Given entries:
──────
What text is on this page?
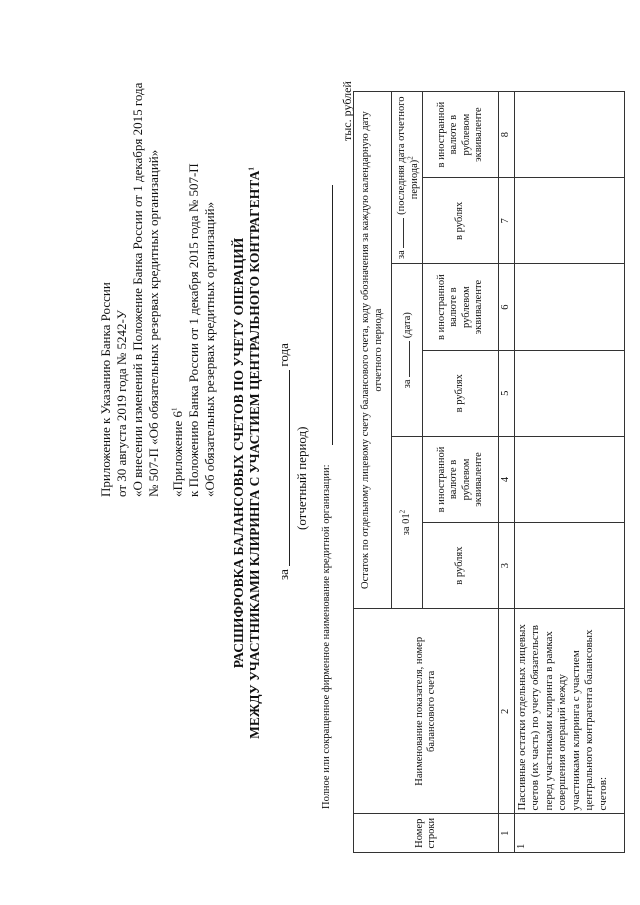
Приложение к Указанию Банка России от 30 августа 2019 года № 5242-У «О внесении изменений в Положение Банка России от 1 декабря 2015 года № 507-П «Об обязательных резервах кредитных организаций» «Приложение $6^1$ к Положению Банка России от 1 декабря 2015 года № 507-П «Об обязательных резервах кредитных организаций» РАСШИФРОВКА БАЛАНСОВЫХ СЧЕТОВ ПО УЧЕТУ ОПЕРАЦИЙ МЕЖДУ УЧАСТНИКАМИ КЛИРИНГА С УЧАСТИЕМ ЦЕНТРАЛЬНОГО КОНТРАГЕНТА$^1$
за  года
(отчетный период) Полное или сокращенное фирменное наименование кредитной организации:
тыс. рублей
Номер строки	Наименование показателя, номер балансового счета	Остаток по отдельному лицевому счету балансового счета, коду обозначения за каждую календарную дату отчетного периода					
		за $01^2$		за  (дата)		за  (последняя дата отчетного периода)$^2$
		в рублях	в иностранной валюте в рублевом эквиваленте	в рублях	в иностранной валюте в рублевом эквиваленте	в рублях	в иностранной валюте в рублевом эквиваленте
1	2	3	4	5	6	7	8
1	Пассивные остатки отдельных лицевых счетов (их часть) по учету обязательств перед участниками клиринга в рамках совершения операций между участниками клиринга с участием центрального контрагента балансовых счетов:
──────
Exercise objective:
Except for the pictures, copy every line of the records above exactly.

Written answer:
What text is on this page?
Приложение к Указанию Банка России от 30 августа 2019 года № 5242-У «О внесении изменений в Положение Банка России от 1 декабря 2015 года № 507-П «Об обязательных резервах кредитных организаций» «Приложение $6^1$ к Положению Банка России от 1 декабря 2015 года № 507-П «Об обязательных резервах кредитных организаций» РАСШИФРОВКА БАЛАНСОВЫХ СЧЕТОВ ПО УЧЕТУ ОПЕРАЦИЙ МЕЖДУ УЧАСТНИКАМИ КЛИРИНГА С УЧАСТИЕМ ЦЕНТРАЛЬНОГО КОНТРАГЕНТА$^1$
за  года
(отчетный период) Полное или сокращенное фирменное наименование кредитной организации:
тыс. рублей
Номер строки	Наименование показателя, номер балансового счета	Остаток по отдельному лицевому счету балансового счета, коду обозначения за каждую календарную дату отчетного периода					
		за $01^2$		за  (дата)		за  (последняя дата отчетного периода)$^2$
		в рублях	в иностранной валюте в рублевом эквиваленте	в рублях	в иностранной валюте в рублевом эквиваленте	в рублях	в иностранной валюте в рублевом эквиваленте
1	2	3	4	5	6	7	8
1	Пассивные остатки отдельных лицевых счетов (их часть) по учету обязательств перед участниками клиринга в рамках совершения операций между участниками клиринга с участием центрального контрагента балансовых счетов:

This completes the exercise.